§ **Written instruction**
Do not carry the pictures over; copy every other part of the entries exactly.

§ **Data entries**
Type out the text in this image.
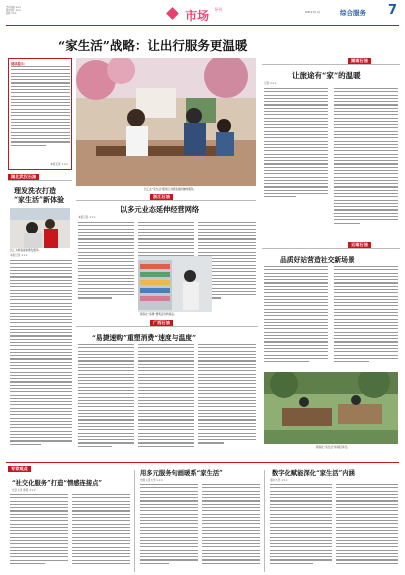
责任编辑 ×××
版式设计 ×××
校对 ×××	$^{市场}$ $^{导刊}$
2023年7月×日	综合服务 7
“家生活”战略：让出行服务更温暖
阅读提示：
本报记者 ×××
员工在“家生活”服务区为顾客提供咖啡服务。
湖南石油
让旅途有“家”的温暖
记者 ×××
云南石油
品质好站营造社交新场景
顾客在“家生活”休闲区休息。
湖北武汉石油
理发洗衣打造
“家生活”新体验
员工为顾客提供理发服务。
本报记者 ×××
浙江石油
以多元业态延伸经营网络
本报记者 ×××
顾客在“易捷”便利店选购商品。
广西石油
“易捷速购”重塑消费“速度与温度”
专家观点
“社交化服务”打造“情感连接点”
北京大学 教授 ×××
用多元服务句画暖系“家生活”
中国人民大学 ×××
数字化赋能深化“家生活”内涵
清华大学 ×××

§ **Exercise result**
Type out the text in this image.
责任编辑 ×××
版式设计 ×××
校对 ×××	$^{市场}$ $^{导刊}$
2023年7月×日	综合服务 7
“家生活”战略：让出行服务更温暖
阅读提示：
本报记者 ×××
员工在“家生活”服务区为顾客提供咖啡服务。
湖南石油
让旅途有“家”的温暖
记者 ×××
云南石油
品质好站营造社交新场景
顾客在“家生活”休闲区休息。
湖北武汉石油
理发洗衣打造
“家生活”新体验
员工为顾客提供理发服务。
本报记者 ×××
浙江石油
以多元业态延伸经营网络
本报记者 ×××
顾客在“易捷”便利店选购商品。
广西石油
“易捷速购”重塑消费“速度与温度”
专家观点
“社交化服务”打造“情感连接点”
北京大学 教授 ×××
用多元服务句画暖系“家生活”
中国人民大学 ×××
数字化赋能深化“家生活”内涵
清华大学 ×××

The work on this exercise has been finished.